Recorded information –
★ ★ ★

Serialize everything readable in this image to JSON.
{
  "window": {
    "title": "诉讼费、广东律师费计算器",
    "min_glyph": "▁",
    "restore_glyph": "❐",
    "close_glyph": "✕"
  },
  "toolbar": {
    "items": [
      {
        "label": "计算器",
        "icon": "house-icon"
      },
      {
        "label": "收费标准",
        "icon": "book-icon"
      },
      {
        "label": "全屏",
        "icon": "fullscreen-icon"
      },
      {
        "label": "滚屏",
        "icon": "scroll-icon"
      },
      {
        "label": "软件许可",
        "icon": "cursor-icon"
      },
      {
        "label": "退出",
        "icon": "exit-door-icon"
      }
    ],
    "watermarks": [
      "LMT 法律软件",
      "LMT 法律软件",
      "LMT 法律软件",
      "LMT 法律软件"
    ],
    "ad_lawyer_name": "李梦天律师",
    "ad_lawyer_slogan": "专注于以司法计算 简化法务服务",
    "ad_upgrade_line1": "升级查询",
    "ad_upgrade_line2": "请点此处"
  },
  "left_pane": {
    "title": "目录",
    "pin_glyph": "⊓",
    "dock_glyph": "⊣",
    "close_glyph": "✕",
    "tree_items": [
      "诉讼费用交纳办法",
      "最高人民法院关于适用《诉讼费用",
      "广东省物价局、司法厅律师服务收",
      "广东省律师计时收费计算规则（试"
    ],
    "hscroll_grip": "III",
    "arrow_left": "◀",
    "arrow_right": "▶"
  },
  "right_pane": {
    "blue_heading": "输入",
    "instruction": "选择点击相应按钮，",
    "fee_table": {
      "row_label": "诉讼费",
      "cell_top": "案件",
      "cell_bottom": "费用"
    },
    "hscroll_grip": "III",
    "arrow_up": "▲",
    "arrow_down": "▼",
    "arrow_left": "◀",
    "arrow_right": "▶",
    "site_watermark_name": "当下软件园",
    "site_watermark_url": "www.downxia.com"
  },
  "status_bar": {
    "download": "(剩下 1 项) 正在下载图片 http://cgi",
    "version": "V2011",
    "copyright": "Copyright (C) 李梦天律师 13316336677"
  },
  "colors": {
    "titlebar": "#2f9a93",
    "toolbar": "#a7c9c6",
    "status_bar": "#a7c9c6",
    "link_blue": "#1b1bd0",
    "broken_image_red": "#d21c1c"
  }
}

★ ★ ★

What you are asked to do –
Copy out every entry again, exactly as it was given.

Written answer –
Serialize everything readable in this image to JSON.
{
  "window": {
    "title": "诉讼费、广东律师费计算器",
    "min_glyph": "▁",
    "restore_glyph": "❐",
    "close_glyph": "✕"
  },
  "toolbar": {
    "items": [
      {
        "label": "计算器",
        "icon": "house-icon"
      },
      {
        "label": "收费标准",
        "icon": "book-icon"
      },
      {
        "label": "全屏",
        "icon": "fullscreen-icon"
      },
      {
        "label": "滚屏",
        "icon": "scroll-icon"
      },
      {
        "label": "软件许可",
        "icon": "cursor-icon"
      },
      {
        "label": "退出",
        "icon": "exit-door-icon"
      }
    ],
    "watermarks": [
      "LMT 法律软件",
      "LMT 法律软件",
      "LMT 法律软件",
      "LMT 法律软件"
    ],
    "ad_lawyer_name": "李梦天律师",
    "ad_lawyer_slogan": "专注于以司法计算 简化法务服务",
    "ad_upgrade_line1": "升级查询",
    "ad_upgrade_line2": "请点此处"
  },
  "left_pane": {
    "title": "目录",
    "pin_glyph": "⊓",
    "dock_glyph": "⊣",
    "close_glyph": "✕",
    "tree_items": [
      "诉讼费用交纳办法",
      "最高人民法院关于适用《诉讼费用",
      "广东省物价局、司法厅律师服务收",
      "广东省律师计时收费计算规则（试"
    ],
    "hscroll_grip": "III",
    "arrow_left": "◀",
    "arrow_right": "▶"
  },
  "right_pane": {
    "blue_heading": "输入",
    "instruction": "选择点击相应按钮，",
    "fee_table": {
      "row_label": "诉讼费",
      "cell_top": "案件",
      "cell_bottom": "费用"
    },
    "hscroll_grip": "III",
    "arrow_up": "▲",
    "arrow_down": "▼",
    "arrow_left": "◀",
    "arrow_right": "▶",
    "site_watermark_name": "当下软件园",
    "site_watermark_url": "www.downxia.com"
  },
  "status_bar": {
    "download": "(剩下 1 项) 正在下载图片 http://cgi",
    "version": "V2011",
    "copyright": "Copyright (C) 李梦天律师 13316336677"
  },
  "colors": {
    "titlebar": "#2f9a93",
    "toolbar": "#a7c9c6",
    "status_bar": "#a7c9c6",
    "link_blue": "#1b1bd0",
    "broken_image_red": "#d21c1c"
  }
}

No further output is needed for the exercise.